REQUIREMENT
Each entry below is to be written out exactly, and the pictures are to be left out.

DATA ENTRIES
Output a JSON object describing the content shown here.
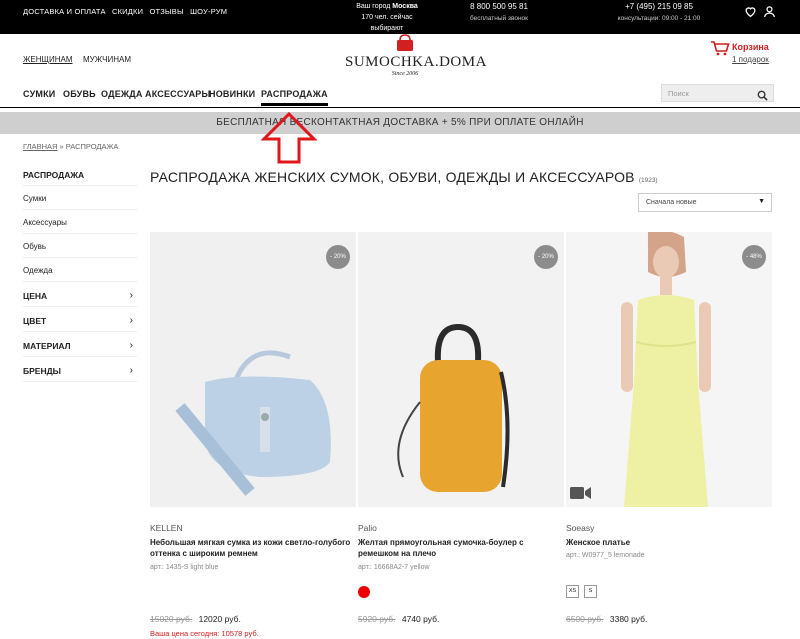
{
  "topbar": {
    "links": [
      "ДОСТАВКА И ОПЛАТА",
      "СКИДКИ",
      "ОТЗЫВЫ",
      "ШОУ-РУМ"
    ],
    "city_label": "Ваш город",
    "city": "Москва",
    "viewers": "170 чел. сейчас выбирают",
    "phone1": "8 800 500 95 81",
    "phone1_note": "бесплатный звонок",
    "phone2": "+7 (495) 215 09 85",
    "phone2_note": "консультации: 09:00 - 21:00"
  },
  "header": {
    "women": "ЖЕНЩИНАМ",
    "men": "МУЖЧИНАМ",
    "logo_name": "SUMOCHKA.DOMA",
    "logo_since": "Since 2006",
    "cart_label": "Корзина",
    "cart_count": "1 подарок"
  },
  "nav": {
    "items": [
      "СУМКИ",
      "ОБУВЬ",
      "ОДЕЖДА",
      "АКСЕССУАРЫ",
      "НОВИНКИ",
      "РАСПРОДАЖА"
    ],
    "search_placeholder": "Поиск"
  },
  "promo": "БЕСПЛАТНАЯ БЕСКОНТАКТНАЯ ДОСТАВКА + 5% ПРИ ОПЛАТЕ ОНЛАЙН",
  "breadcrumb": {
    "home": "ГЛАВНАЯ",
    "sep": "»",
    "current": "РАСПРОДАЖА"
  },
  "sidebar": {
    "head": "РАСПРОДАЖА",
    "items": [
      "Сумки",
      "Аксессуары",
      "Обувь",
      "Одежда"
    ],
    "filters": [
      "ЦЕНА",
      "ЦВЕТ",
      "МАТЕРИАЛ",
      "БРЕНДЫ"
    ]
  },
  "main": {
    "title": "РАСПРОДАЖА ЖЕНСКИХ СУМОК, ОБУВИ, ОДЕЖДЫ И АКСЕССУАРОВ",
    "count": "(1923)",
    "sort": "Сначала новые"
  },
  "products": [
    {
      "discount": "- 20%",
      "brand": "KELLEN",
      "name": "Небольшая мягкая сумка из кожи светло-голубого оттенка с широким ремнем",
      "art": "арт.: 1435-S light blue",
      "old_price": "15020 руб.",
      "price": "12020 руб.",
      "today": "Ваша цена сегодня: 10578 руб."
    },
    {
      "discount": "- 20%",
      "brand": "Palio",
      "name": "Желтая прямоугольная сумочка-боулер с ремешком на плечо",
      "art": "арт.: 16668A2-7 yellow",
      "old_price": "5920 руб.",
      "price": "4740 руб."
    },
    {
      "discount": "- 48%",
      "brand": "Soeasy",
      "name": "Женское платье",
      "art": "арт.: W0977_5 lemonade",
      "sizes": [
        "XS",
        "S"
      ],
      "old_price": "6500 руб.",
      "price": "3380 руб."
    }
  ],
  "colors": {
    "accent": "#d21f1f",
    "promo_bg": "#cfcfcf",
    "badge": "#8c8c8c"
  }
}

FINISHED ANSWER
Output a JSON object describing the content shown here.
{
  "topbar": {
    "links": [
      "ДОСТАВКА И ОПЛАТА",
      "СКИДКИ",
      "ОТЗЫВЫ",
      "ШОУ-РУМ"
    ],
    "city_label": "Ваш город",
    "city": "Москва",
    "viewers": "170 чел. сейчас выбирают",
    "phone1": "8 800 500 95 81",
    "phone1_note": "бесплатный звонок",
    "phone2": "+7 (495) 215 09 85",
    "phone2_note": "консультации: 09:00 - 21:00"
  },
  "header": {
    "women": "ЖЕНЩИНАМ",
    "men": "МУЖЧИНАМ",
    "logo_name": "SUMOCHKA.DOMA",
    "logo_since": "Since 2006",
    "cart_label": "Корзина",
    "cart_count": "1 подарок"
  },
  "nav": {
    "items": [
      "СУМКИ",
      "ОБУВЬ",
      "ОДЕЖДА",
      "АКСЕССУАРЫ",
      "НОВИНКИ",
      "РАСПРОДАЖА"
    ],
    "search_placeholder": "Поиск"
  },
  "promo": "БЕСПЛАТНАЯ БЕСКОНТАКТНАЯ ДОСТАВКА + 5% ПРИ ОПЛАТЕ ОНЛАЙН",
  "breadcrumb": {
    "home": "ГЛАВНАЯ",
    "sep": "»",
    "current": "РАСПРОДАЖА"
  },
  "sidebar": {
    "head": "РАСПРОДАЖА",
    "items": [
      "Сумки",
      "Аксессуары",
      "Обувь",
      "Одежда"
    ],
    "filters": [
      "ЦЕНА",
      "ЦВЕТ",
      "МАТЕРИАЛ",
      "БРЕНДЫ"
    ]
  },
  "main": {
    "title": "РАСПРОДАЖА ЖЕНСКИХ СУМОК, ОБУВИ, ОДЕЖДЫ И АКСЕССУАРОВ",
    "count": "(1923)",
    "sort": "Сначала новые"
  },
  "products": [
    {
      "discount": "- 20%",
      "brand": "KELLEN",
      "name": "Небольшая мягкая сумка из кожи светло-голубого оттенка с широким ремнем",
      "art": "арт.: 1435-S light blue",
      "old_price": "15020 руб.",
      "price": "12020 руб.",
      "today": "Ваша цена сегодня: 10578 руб."
    },
    {
      "discount": "- 20%",
      "brand": "Palio",
      "name": "Желтая прямоугольная сумочка-боулер с ремешком на плечо",
      "art": "арт.: 16668A2-7 yellow",
      "old_price": "5920 руб.",
      "price": "4740 руб."
    },
    {
      "discount": "- 48%",
      "brand": "Soeasy",
      "name": "Женское платье",
      "art": "арт.: W0977_5 lemonade",
      "sizes": [
        "XS",
        "S"
      ],
      "old_price": "6500 руб.",
      "price": "3380 руб."
    }
  ],
  "colors": {
    "accent": "#d21f1f",
    "promo_bg": "#cfcfcf",
    "badge": "#8c8c8c"
  }
}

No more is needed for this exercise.